↓↓↓
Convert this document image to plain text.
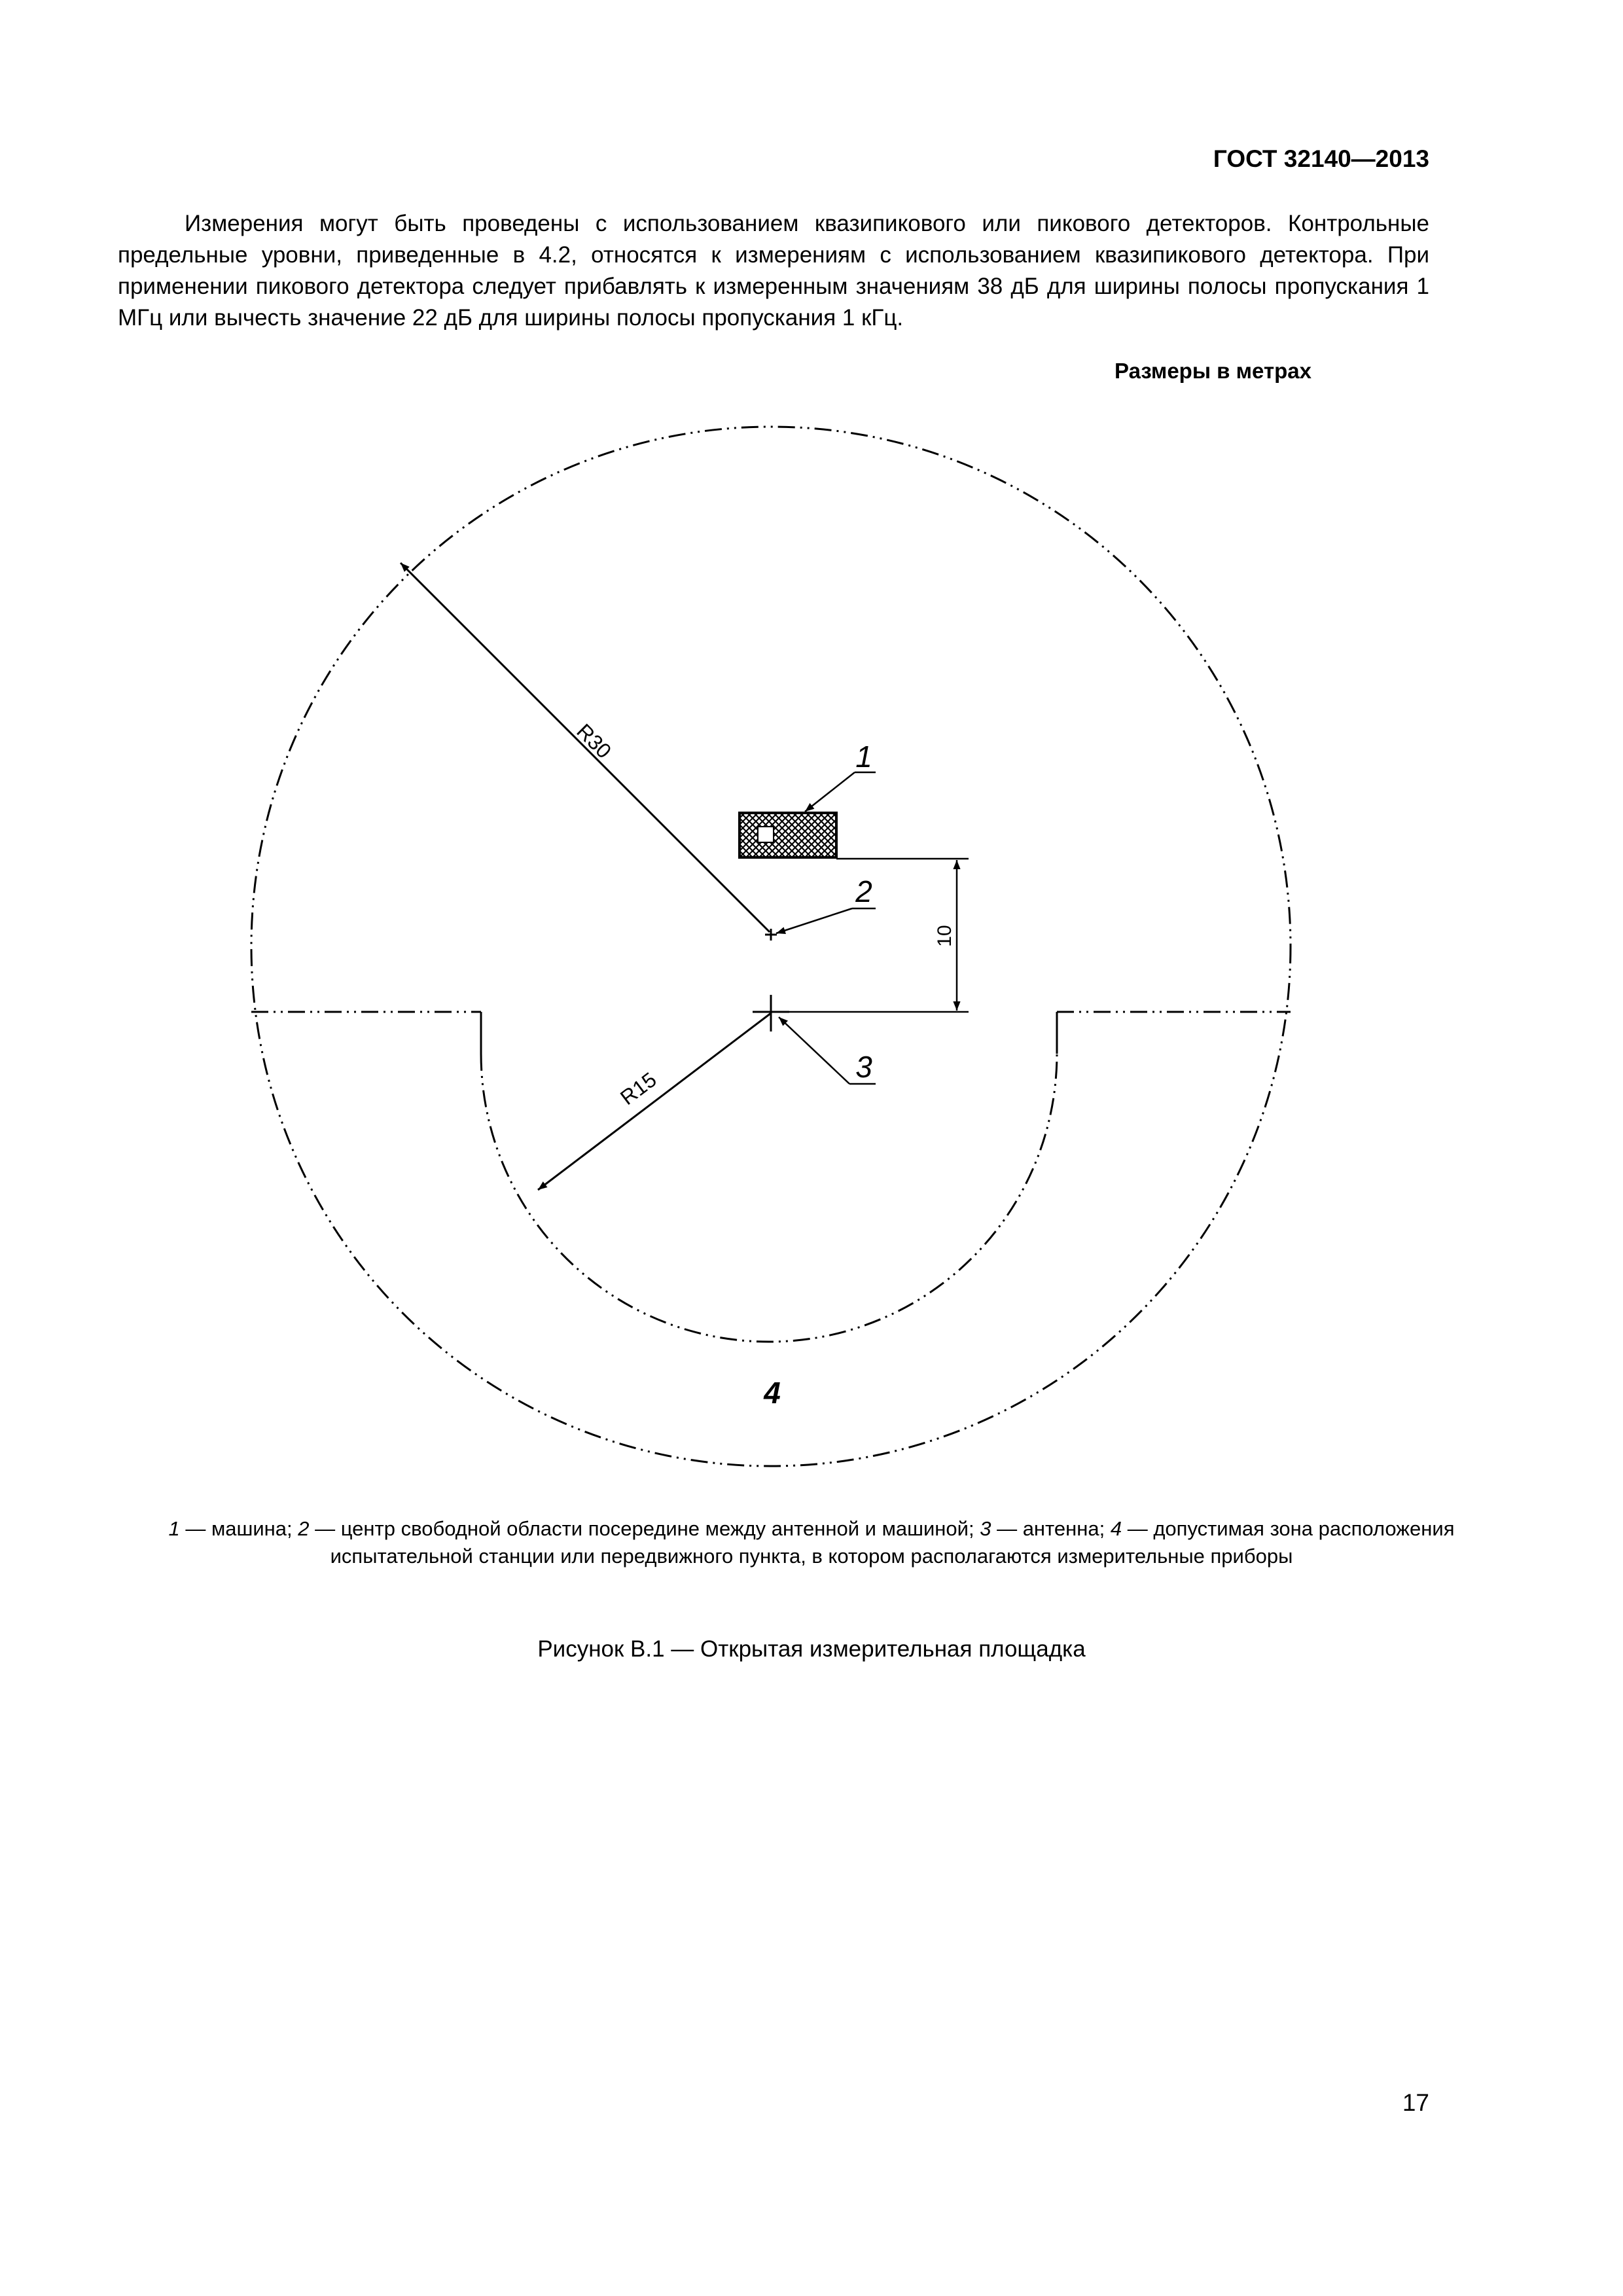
ГОСТ 32140—2013

Измерения могут быть проведены с использованием квазипикового или пикового детекторов. Контрольные предельные уровни, приведенные в 4.2, относятся к измерениям с использованием квазипикового детектора. При применении пикового детектора следует прибавлять к измеренным значениям 38 дБ для ширины полосы пропускания 1 МГц или вычесть значение 22 дБ для ширины полосы пропускания 1 кГц.

Размеры в метрах
10
R30
R15
1
2
3
4

1 — машина; 2 — центр свободной области посередине между антенной и машиной; 3 — антенна; 4 — допустимая зона расположения испытательной станции или передвижного пункта, в котором располагаются измерительные приборы

Рисунок В.1 — Открытая измерительная площадка
17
↑↑↑
**Work instructions**
Keep the pictures out of the copy and return the rest of the data above exactly.

**Answer to the problem**
Convert this document image to plain text.
ГОСТ 32140—2013

Измерения могут быть проведены с использованием квазипикового или пикового детекторов. Контрольные предельные уровни, приведенные в 4.2, относятся к измерениям с использованием квазипикового детектора. При применении пикового детектора следует прибавлять к измеренным значениям 38 дБ для ширины полосы пропускания 1 МГц или вычесть значение 22 дБ для ширины полосы пропускания 1 кГц.

Размеры в метрах
10
R30
R15
1
2
3
4

1 — машина; 2 — центр свободной области посередине между антенной и машиной; 3 — антенна; 4 — допустимая зона расположения испытательной станции или передвижного пункта, в котором располагаются измерительные приборы

Рисунок В.1 — Открытая измерительная площадка
17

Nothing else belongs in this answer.